**Do this**
Print the entire listing. Each line must match the original exactly.
-- Start --
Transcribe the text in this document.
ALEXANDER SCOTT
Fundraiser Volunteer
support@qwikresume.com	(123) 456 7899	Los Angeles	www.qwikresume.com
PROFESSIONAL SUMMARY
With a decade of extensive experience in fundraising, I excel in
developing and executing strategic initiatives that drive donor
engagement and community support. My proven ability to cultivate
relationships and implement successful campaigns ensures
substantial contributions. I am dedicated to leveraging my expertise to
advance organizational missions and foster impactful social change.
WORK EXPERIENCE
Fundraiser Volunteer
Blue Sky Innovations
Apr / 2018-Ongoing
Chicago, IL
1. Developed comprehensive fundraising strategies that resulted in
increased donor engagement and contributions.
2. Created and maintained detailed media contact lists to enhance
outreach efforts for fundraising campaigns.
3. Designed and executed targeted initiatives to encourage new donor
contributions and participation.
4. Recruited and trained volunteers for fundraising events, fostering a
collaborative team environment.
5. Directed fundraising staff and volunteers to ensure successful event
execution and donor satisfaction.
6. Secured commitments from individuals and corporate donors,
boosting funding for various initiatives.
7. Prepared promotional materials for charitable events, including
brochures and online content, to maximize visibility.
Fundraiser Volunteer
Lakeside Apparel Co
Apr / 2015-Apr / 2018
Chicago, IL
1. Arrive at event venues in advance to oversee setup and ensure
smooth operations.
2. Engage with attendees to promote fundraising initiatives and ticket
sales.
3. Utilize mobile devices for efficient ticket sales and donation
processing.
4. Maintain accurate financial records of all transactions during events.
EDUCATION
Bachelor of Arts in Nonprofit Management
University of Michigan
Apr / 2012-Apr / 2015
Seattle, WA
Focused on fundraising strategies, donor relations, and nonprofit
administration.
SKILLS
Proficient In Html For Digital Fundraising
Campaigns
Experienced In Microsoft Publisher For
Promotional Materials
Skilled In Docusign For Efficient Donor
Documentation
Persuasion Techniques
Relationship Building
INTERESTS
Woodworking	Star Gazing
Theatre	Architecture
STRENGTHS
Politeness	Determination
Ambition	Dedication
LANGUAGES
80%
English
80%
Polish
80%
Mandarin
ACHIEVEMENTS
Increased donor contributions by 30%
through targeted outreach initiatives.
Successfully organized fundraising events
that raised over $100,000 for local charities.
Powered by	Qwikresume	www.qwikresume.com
-- End --
**Solution for this exercise**
Transcribe the text in this document.
ALEXANDER SCOTT
Fundraiser Volunteer
support@qwikresume.com	(123) 456 7899	Los Angeles	www.qwikresume.com
PROFESSIONAL SUMMARY
With a decade of extensive experience in fundraising, I excel in
developing and executing strategic initiatives that drive donor
engagement and community support. My proven ability to cultivate
relationships and implement successful campaigns ensures
substantial contributions. I am dedicated to leveraging my expertise to
advance organizational missions and foster impactful social change.
WORK EXPERIENCE
Fundraiser Volunteer
Blue Sky Innovations
Apr / 2018-Ongoing
Chicago, IL
1. Developed comprehensive fundraising strategies that resulted in
increased donor engagement and contributions.
2. Created and maintained detailed media contact lists to enhance
outreach efforts for fundraising campaigns.
3. Designed and executed targeted initiatives to encourage new donor
contributions and participation.
4. Recruited and trained volunteers for fundraising events, fostering a
collaborative team environment.
5. Directed fundraising staff and volunteers to ensure successful event
execution and donor satisfaction.
6. Secured commitments from individuals and corporate donors,
boosting funding for various initiatives.
7. Prepared promotional materials for charitable events, including
brochures and online content, to maximize visibility.
Fundraiser Volunteer
Lakeside Apparel Co
Apr / 2015-Apr / 2018
Chicago, IL
1. Arrive at event venues in advance to oversee setup and ensure
smooth operations.
2. Engage with attendees to promote fundraising initiatives and ticket
sales.
3. Utilize mobile devices for efficient ticket sales and donation
processing.
4. Maintain accurate financial records of all transactions during events.
EDUCATION
Bachelor of Arts in Nonprofit Management
University of Michigan
Apr / 2012-Apr / 2015
Seattle, WA
Focused on fundraising strategies, donor relations, and nonprofit
administration.
SKILLS
Proficient In Html For Digital Fundraising
Campaigns
Experienced In Microsoft Publisher For
Promotional Materials
Skilled In Docusign For Efficient Donor
Documentation
Persuasion Techniques
Relationship Building
INTERESTS
Woodworking	Star Gazing
Theatre	Architecture
STRENGTHS
Politeness	Determination
Ambition	Dedication
LANGUAGES
80%
English
80%
Polish
80%
Mandarin
ACHIEVEMENTS
Increased donor contributions by 30%
through targeted outreach initiatives.
Successfully organized fundraising events
that raised over $100,000 for local charities.
Powered by	Qwikresume	www.qwikresume.com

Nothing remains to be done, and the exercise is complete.